## Directions for this task
Each of the lines from the one that contains "Transcribe the text in this document." to the end of the entries below should be output exactly.

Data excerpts
☆ ☆ ☆ ☆ ☆

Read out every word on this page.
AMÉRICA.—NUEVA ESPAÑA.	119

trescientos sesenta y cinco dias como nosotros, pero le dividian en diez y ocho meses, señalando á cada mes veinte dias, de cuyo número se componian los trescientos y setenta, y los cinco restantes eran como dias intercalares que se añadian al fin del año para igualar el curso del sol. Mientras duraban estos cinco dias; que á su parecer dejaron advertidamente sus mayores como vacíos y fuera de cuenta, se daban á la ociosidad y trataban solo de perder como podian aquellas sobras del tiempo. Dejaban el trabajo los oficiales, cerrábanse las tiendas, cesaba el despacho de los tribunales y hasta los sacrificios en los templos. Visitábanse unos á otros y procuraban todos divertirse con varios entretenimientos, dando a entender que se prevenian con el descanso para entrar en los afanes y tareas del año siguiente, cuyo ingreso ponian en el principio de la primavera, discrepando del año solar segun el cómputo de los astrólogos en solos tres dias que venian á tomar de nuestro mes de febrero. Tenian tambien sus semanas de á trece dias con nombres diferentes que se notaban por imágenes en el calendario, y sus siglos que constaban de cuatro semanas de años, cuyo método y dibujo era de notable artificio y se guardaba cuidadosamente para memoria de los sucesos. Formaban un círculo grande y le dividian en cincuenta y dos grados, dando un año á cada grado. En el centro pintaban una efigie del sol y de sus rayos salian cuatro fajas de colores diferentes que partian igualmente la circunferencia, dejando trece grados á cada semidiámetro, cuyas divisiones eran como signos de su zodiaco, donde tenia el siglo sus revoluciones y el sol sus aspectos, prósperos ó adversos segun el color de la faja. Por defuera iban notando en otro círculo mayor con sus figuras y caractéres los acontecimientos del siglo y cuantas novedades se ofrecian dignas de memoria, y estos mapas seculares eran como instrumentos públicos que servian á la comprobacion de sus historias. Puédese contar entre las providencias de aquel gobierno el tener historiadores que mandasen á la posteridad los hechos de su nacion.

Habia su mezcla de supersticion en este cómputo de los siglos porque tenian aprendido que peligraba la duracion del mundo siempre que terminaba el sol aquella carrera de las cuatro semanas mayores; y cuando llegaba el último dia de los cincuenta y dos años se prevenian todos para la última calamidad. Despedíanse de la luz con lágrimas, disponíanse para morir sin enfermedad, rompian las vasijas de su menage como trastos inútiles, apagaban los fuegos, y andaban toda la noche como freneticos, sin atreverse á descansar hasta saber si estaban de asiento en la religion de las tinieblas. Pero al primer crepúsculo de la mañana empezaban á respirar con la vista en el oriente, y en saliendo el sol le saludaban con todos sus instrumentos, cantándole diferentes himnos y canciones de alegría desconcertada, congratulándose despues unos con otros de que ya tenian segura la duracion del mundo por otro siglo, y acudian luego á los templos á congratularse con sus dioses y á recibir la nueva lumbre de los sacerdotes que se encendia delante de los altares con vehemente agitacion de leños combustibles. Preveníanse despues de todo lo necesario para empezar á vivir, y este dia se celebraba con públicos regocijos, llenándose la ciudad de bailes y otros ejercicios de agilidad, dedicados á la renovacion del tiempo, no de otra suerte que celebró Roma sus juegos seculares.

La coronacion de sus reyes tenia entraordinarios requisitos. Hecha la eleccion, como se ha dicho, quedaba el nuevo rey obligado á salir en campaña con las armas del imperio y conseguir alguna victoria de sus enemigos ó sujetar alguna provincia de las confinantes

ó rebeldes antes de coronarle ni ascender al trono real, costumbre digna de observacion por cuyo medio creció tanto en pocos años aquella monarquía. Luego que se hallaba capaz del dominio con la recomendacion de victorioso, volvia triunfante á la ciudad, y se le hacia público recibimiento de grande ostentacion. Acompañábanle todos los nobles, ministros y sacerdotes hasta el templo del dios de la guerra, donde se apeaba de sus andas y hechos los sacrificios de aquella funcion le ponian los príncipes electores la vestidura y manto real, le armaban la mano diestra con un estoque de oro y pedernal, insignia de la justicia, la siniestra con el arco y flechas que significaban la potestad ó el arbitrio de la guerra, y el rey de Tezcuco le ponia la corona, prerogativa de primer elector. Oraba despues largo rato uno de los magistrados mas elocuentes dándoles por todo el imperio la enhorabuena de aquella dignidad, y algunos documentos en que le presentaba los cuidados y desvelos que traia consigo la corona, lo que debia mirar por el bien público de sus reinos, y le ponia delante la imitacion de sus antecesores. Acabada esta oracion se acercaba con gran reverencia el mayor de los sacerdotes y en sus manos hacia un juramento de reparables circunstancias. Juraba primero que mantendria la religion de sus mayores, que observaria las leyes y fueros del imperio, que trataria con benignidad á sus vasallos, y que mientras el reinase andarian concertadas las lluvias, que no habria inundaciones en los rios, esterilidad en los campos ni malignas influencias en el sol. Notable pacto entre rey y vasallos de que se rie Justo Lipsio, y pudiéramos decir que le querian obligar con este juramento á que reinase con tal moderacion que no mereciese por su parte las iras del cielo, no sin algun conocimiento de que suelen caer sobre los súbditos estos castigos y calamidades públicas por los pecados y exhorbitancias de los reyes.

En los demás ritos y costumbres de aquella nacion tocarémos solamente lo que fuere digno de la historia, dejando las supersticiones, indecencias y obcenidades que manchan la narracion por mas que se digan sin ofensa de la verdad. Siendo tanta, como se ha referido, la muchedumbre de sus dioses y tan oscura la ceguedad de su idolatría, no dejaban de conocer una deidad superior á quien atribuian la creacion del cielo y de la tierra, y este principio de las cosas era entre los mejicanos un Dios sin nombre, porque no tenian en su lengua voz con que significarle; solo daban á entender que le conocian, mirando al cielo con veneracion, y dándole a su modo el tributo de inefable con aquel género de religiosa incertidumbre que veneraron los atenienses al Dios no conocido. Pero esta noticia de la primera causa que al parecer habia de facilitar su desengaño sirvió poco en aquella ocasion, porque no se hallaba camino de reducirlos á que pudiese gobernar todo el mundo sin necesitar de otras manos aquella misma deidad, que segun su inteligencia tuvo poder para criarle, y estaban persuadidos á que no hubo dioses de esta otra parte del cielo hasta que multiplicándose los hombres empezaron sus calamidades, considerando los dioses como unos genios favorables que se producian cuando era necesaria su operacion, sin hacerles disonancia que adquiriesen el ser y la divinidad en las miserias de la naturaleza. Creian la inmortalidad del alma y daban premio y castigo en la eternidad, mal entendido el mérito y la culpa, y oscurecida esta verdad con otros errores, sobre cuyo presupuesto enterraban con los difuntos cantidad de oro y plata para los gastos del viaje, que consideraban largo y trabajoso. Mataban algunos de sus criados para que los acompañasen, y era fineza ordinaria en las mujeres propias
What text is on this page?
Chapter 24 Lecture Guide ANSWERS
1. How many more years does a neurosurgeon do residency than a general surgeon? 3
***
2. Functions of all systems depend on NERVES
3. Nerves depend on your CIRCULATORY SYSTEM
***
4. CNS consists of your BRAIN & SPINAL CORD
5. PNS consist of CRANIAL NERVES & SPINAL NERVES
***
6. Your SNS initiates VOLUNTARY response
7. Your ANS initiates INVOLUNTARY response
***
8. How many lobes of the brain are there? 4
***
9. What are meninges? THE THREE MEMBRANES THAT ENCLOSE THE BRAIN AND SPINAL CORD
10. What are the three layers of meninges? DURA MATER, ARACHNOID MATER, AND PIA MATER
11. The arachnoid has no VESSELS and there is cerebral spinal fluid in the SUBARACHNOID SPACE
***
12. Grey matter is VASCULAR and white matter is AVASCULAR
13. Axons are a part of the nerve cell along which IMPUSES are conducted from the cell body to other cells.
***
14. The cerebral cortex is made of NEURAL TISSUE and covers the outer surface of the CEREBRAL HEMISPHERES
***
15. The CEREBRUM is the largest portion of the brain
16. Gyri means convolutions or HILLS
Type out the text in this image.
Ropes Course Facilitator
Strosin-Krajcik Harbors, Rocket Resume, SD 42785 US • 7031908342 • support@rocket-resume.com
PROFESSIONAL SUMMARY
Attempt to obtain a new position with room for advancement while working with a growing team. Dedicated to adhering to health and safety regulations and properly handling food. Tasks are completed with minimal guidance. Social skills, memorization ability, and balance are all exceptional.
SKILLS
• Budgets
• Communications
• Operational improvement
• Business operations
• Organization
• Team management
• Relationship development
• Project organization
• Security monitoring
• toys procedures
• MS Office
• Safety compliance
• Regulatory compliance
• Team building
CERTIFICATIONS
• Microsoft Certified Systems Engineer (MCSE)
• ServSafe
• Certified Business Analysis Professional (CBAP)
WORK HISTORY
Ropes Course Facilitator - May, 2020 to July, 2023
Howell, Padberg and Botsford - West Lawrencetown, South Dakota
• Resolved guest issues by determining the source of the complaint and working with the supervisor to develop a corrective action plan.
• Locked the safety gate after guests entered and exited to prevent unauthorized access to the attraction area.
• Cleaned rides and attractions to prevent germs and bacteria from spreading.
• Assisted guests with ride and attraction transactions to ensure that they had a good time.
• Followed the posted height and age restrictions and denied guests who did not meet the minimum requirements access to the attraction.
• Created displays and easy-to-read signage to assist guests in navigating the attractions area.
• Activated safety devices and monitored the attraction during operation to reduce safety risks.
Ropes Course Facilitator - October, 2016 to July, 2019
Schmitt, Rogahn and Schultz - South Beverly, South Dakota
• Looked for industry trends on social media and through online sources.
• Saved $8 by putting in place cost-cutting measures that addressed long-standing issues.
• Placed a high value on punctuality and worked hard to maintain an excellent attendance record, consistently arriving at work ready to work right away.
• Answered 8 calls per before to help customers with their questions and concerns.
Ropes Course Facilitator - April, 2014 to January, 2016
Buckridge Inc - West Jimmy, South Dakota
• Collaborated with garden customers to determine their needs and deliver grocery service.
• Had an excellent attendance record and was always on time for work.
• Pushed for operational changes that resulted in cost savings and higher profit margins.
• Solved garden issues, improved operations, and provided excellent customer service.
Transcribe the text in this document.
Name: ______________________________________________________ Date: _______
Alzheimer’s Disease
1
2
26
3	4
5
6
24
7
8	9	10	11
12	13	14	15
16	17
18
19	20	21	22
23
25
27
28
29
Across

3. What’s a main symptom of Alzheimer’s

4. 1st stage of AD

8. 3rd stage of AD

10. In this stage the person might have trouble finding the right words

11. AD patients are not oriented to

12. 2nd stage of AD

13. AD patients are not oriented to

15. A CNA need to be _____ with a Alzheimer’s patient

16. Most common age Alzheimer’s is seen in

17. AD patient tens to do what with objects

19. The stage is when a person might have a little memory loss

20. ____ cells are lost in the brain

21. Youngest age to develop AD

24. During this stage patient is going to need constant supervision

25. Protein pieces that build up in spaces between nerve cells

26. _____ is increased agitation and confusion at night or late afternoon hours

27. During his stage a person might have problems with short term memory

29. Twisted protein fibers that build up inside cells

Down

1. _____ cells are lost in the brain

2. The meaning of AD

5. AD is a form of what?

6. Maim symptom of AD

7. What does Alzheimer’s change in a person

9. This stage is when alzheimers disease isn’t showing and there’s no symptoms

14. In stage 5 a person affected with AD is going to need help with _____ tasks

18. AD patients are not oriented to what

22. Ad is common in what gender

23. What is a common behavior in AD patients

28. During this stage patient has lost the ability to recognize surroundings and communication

☆ ☆ ☆ ☆ ☆

## Output for this task
Transcribe the text in this document.
Name: ______________________________________________________ Date: _______
Alzheimer’s Disease
1
2
26
3	4
5
6
24
7
8	9	10	11
12	13	14	15
16	17
18
19	20	21	22
23
25
27
28
29
Across

3. What’s a main symptom of Alzheimer’s

4. 1st stage of AD

8. 3rd stage of AD

10. In this stage the person might have trouble finding the right words

11. AD patients are not oriented to

12. 2nd stage of AD

13. AD patients are not oriented to

15. A CNA need to be _____ with a Alzheimer’s patient

16. Most common age Alzheimer’s is seen in

17. AD patient tens to do what with objects

19. The stage is when a person might have a little memory loss

20. ____ cells are lost in the brain

21. Youngest age to develop AD

24. During this stage patient is going to need constant supervision

25. Protein pieces that build up in spaces between nerve cells

26. _____ is increased agitation and confusion at night or late afternoon hours

27. During his stage a person might have problems with short term memory

29. Twisted protein fibers that build up inside cells

Down

1. _____ cells are lost in the brain

2. The meaning of AD

5. AD is a form of what?

6. Maim symptom of AD

7. What does Alzheimer’s change in a person

9. This stage is when alzheimers disease isn’t showing and there’s no symptoms

14. In stage 5 a person affected with AD is going to need help with _____ tasks

18. AD patients are not oriented to what

22. Ad is common in what gender

23. What is a common behavior in AD patients

28. During this stage patient has lost the ability to recognize surroundings and communication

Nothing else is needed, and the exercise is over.